• **Source data**
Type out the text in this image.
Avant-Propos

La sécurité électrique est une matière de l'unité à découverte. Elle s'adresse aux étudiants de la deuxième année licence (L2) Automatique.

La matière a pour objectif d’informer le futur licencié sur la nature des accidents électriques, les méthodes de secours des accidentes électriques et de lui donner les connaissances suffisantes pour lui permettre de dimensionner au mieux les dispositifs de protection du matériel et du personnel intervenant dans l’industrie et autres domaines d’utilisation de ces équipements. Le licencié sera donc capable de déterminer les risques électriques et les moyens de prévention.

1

• **Work to do**
Go through the records and print each one exactly.

• **Expected output**
Type out the text in this image.
Avant-Propos

La sécurité électrique est une matière de l'unité à découverte. Elle s'adresse aux étudiants de la deuxième année licence (L2) Automatique.

La matière a pour objectif d’informer le futur licencié sur la nature des accidents électriques, les méthodes de secours des accidentes électriques et de lui donner les connaissances suffisantes pour lui permettre de dimensionner au mieux les dispositifs de protection du matériel et du personnel intervenant dans l’industrie et autres domaines d’utilisation de ces équipements. Le licencié sera donc capable de déterminer les risques électriques et les moyens de prévention.

1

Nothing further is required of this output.